═════ TEXT

Re: NFC

From: Mark Davis (mark.davis@icu-project.org)
Date: Wed Feb 01 2006 - 10:11:57 CST

Next message: Tim Greenwood: "Re: NFC"

Previous message: Jon Hanna: "Re: NFC"
In reply to: Tim Greenwood: "NFC"
Next in thread: Tim Greenwood: "Re: NFC"
Reply: Tim Greenwood: "Re: NFC"
Messages sorted by: [ date ] [ thread ] [ subject ] [ author ] [ attachment ]
Mail actions: [ respond to this message ] [ mail a new topic ]

No, that's not sufficient; there are some edge cases. In ICU we
preprocess and store a number of pieces of data that are very useful in
optimizing normalization, such as:
a) those characters that can't combine or reorder with anything in front
of them
b) those characters that can't combine or reorder with anything behind them
c) if a character were to be decomposed, what would the first ccc be,
and what would the last
and so on.

══════════

- WRITTEN EXERCISE A
Answer these questions about the NFC message:
(i) On what date was the message sent?
(ii) Whose message is listed as the previous message?
(iii) In which project does the writer say data is preprocessed and stored to help optimize normalization?
The records that follow have no connection to the NFC message.

═════ SUPPLIED DATA

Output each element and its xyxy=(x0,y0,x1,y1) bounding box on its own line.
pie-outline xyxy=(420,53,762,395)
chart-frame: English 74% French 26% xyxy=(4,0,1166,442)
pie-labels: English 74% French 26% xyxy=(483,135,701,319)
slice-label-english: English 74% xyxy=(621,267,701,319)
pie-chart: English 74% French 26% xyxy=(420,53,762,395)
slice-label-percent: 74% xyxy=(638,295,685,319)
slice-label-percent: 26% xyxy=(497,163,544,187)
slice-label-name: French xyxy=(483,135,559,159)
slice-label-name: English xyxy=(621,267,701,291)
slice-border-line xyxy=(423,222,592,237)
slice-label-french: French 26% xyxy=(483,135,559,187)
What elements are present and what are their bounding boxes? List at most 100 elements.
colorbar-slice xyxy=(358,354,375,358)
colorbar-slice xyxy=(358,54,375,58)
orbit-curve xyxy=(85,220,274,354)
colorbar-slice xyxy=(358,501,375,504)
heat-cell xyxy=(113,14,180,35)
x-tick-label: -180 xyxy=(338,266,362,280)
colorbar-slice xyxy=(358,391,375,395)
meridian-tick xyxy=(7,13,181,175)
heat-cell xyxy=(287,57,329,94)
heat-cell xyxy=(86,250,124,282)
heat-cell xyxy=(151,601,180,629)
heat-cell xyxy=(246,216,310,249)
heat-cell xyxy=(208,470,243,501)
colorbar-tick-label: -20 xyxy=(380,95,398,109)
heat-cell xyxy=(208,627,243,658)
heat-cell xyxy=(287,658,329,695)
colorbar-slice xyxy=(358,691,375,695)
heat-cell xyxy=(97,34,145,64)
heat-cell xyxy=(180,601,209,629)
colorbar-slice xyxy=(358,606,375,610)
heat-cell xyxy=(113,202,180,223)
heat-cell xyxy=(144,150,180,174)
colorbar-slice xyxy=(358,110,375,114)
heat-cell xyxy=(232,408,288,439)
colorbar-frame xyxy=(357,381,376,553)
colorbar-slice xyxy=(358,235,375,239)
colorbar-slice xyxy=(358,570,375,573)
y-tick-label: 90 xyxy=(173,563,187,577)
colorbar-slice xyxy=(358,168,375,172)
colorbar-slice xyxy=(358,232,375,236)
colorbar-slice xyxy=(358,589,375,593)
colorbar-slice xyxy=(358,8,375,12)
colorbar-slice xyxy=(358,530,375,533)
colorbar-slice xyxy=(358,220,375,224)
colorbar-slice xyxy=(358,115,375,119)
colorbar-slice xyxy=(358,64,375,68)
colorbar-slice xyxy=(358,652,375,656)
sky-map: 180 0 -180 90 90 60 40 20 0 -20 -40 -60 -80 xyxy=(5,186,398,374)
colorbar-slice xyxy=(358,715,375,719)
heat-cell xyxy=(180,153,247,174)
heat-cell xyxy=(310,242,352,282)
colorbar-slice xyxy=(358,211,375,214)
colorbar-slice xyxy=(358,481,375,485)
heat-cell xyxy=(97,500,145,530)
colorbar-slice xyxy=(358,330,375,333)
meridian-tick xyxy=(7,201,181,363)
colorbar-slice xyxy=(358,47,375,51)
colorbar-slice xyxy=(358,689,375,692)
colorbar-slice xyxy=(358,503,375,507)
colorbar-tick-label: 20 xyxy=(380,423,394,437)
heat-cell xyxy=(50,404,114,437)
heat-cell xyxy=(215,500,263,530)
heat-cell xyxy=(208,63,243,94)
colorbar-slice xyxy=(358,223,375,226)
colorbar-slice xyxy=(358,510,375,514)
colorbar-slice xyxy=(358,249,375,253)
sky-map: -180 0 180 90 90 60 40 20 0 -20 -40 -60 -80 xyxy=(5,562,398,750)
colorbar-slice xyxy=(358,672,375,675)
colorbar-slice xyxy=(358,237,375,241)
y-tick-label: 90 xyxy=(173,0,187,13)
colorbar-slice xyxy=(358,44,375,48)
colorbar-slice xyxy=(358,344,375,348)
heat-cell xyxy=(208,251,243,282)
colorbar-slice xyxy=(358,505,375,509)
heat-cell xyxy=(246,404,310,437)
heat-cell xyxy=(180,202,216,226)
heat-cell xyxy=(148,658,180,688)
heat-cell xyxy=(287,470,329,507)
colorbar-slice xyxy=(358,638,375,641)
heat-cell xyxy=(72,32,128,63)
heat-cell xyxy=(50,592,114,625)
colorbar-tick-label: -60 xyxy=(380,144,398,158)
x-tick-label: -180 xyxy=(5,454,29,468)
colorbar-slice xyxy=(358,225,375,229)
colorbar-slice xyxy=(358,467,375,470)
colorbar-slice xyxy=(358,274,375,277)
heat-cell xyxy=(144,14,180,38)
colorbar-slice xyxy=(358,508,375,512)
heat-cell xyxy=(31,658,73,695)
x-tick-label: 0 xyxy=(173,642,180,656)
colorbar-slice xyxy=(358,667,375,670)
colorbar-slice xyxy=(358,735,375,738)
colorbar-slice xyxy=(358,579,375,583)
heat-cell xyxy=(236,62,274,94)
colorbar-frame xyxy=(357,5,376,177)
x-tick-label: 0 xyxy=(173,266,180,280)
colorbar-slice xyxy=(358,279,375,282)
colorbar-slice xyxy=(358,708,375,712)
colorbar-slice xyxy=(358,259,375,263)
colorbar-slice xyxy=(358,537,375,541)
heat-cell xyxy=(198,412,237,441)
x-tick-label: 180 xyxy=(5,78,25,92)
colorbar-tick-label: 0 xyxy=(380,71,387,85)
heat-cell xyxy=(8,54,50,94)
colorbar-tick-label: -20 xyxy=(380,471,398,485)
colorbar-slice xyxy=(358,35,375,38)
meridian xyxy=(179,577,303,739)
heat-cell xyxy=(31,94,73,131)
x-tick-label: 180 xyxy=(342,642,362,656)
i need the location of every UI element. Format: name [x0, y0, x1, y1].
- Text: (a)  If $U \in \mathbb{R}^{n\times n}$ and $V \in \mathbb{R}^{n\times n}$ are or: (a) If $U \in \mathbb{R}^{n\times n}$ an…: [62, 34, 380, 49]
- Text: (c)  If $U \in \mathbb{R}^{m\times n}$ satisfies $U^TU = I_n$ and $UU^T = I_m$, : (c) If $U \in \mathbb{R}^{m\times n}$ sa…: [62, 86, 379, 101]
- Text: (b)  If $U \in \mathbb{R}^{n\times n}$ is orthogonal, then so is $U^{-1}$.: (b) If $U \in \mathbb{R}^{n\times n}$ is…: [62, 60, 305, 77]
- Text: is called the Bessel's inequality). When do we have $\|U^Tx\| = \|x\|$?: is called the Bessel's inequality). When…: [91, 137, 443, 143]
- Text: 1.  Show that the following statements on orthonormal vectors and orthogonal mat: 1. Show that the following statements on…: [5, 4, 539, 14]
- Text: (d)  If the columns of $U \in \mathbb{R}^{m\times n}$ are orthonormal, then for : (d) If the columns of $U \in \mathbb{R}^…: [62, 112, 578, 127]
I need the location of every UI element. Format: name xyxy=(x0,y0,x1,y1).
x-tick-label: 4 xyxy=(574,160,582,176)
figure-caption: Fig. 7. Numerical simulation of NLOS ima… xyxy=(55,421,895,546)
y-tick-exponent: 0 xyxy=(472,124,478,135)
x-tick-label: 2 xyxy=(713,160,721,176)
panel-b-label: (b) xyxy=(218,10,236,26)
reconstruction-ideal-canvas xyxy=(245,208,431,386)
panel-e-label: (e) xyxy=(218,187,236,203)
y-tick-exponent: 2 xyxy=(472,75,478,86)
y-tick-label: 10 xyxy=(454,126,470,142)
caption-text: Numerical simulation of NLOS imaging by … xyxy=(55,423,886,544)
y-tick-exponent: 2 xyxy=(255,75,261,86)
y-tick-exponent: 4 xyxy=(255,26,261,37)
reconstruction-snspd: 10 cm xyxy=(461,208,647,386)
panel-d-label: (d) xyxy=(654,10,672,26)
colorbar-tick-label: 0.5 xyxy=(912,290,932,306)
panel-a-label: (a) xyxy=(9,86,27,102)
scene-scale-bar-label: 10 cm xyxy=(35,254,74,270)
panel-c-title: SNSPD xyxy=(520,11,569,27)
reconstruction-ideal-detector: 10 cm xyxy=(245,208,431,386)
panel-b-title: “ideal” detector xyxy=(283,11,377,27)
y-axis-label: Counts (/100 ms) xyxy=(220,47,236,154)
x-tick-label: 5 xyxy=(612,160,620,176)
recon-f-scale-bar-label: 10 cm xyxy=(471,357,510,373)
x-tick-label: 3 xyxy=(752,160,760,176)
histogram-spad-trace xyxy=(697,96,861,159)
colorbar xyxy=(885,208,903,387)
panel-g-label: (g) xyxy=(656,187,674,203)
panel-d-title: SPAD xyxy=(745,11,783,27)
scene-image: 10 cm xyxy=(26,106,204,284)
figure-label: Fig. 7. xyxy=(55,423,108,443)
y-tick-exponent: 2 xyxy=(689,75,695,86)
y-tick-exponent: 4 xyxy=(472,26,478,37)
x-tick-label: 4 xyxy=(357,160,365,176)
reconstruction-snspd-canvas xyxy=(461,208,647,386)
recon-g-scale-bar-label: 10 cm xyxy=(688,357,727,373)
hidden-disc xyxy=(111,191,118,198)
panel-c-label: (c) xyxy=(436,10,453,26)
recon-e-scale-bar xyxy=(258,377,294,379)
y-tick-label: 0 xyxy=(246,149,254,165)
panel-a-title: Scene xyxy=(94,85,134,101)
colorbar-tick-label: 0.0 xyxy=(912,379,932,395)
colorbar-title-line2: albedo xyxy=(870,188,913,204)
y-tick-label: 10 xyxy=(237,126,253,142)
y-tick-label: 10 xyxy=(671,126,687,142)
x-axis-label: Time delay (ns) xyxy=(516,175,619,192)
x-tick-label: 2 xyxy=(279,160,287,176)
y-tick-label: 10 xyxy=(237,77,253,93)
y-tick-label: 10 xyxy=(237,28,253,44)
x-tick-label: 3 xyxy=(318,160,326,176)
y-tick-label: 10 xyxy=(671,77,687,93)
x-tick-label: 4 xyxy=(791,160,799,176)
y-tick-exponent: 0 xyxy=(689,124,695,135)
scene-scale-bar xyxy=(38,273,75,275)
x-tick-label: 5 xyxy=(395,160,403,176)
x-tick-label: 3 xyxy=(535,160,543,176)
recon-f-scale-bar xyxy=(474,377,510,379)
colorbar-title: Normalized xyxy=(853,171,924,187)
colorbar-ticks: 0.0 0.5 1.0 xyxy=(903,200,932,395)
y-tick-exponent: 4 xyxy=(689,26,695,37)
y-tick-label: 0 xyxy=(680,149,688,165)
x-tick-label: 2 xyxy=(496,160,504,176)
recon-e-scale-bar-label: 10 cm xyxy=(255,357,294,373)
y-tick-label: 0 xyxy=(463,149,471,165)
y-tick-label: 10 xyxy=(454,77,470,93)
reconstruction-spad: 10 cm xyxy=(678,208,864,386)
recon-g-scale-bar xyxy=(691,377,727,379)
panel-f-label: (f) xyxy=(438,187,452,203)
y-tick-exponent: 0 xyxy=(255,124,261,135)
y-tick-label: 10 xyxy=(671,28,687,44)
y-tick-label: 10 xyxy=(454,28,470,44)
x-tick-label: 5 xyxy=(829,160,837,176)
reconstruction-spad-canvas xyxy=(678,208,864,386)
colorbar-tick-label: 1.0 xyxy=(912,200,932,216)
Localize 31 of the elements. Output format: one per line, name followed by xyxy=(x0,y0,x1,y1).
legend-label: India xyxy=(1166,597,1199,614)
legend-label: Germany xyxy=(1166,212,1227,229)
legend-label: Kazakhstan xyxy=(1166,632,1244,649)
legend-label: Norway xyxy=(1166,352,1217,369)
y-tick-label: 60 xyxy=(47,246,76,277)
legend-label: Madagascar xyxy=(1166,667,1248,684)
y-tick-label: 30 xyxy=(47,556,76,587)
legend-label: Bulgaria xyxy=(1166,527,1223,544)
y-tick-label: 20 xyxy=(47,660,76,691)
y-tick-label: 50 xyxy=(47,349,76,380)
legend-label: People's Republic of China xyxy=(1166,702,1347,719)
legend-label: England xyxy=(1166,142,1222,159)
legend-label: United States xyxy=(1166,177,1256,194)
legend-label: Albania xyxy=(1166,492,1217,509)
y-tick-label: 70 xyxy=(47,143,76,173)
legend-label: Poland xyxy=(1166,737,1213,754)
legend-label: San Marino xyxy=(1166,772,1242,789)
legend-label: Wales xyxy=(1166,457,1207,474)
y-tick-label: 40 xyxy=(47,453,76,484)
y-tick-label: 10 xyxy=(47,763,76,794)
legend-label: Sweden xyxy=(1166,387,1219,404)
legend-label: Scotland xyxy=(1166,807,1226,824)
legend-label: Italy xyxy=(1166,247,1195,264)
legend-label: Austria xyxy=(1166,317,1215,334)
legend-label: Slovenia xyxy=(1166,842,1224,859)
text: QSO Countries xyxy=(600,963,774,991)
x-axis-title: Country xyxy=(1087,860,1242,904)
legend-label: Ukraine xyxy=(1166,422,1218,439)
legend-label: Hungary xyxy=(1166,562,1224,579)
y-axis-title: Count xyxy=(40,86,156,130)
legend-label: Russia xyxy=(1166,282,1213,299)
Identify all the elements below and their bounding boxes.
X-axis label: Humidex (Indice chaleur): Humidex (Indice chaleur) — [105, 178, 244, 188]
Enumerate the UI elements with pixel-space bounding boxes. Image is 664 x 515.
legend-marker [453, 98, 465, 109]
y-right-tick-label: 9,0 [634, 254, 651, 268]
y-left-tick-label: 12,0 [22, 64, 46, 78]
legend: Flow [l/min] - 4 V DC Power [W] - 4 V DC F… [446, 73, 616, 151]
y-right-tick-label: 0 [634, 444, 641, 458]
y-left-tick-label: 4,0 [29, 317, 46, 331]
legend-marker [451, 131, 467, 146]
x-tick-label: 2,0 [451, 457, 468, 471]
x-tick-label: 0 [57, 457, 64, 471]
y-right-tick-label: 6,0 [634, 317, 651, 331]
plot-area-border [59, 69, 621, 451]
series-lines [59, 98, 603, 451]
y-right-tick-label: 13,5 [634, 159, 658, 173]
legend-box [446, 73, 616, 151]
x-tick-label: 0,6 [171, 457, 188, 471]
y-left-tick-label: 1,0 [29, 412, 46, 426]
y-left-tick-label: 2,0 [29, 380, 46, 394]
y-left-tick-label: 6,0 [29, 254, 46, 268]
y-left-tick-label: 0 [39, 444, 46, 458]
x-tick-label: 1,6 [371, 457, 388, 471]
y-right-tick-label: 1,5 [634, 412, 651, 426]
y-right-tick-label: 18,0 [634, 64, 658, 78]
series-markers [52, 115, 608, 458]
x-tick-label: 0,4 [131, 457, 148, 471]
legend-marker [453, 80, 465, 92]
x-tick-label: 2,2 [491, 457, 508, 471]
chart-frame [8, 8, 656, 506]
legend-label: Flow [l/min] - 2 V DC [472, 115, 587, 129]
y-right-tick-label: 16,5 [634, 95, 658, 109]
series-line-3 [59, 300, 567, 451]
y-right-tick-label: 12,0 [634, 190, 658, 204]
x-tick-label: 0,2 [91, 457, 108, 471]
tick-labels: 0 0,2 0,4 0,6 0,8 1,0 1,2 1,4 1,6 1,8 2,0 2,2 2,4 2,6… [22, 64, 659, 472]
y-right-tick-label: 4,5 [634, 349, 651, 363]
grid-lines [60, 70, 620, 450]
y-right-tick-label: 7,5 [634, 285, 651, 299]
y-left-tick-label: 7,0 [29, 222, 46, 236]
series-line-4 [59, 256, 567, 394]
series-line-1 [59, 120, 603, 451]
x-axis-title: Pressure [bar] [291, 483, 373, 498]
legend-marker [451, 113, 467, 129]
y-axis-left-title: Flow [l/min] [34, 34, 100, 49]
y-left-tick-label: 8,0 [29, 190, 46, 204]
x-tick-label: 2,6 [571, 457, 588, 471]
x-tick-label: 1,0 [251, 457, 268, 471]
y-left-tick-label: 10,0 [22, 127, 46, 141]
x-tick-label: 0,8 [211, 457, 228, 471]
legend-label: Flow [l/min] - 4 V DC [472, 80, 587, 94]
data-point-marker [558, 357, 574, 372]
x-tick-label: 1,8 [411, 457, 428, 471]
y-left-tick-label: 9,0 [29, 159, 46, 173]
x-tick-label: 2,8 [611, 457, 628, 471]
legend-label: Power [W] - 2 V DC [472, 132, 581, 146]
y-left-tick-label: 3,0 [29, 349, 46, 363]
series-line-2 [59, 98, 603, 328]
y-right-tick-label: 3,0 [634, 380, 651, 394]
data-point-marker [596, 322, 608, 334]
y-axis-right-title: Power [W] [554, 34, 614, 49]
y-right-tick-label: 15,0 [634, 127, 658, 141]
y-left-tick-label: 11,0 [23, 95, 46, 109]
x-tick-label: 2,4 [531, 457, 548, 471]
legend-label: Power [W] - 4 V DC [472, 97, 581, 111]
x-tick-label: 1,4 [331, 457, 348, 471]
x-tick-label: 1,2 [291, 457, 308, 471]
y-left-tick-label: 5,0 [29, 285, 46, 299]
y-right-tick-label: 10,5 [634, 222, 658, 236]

══════════

- WRITTEN EXERCISE B
Report how many lines of the records contain the string "panel", giving only the number.

- ANSWER A
(i) Wed Feb 01 2006
(ii) Jon Hanna
(iii) ICU

- ANSWER B
11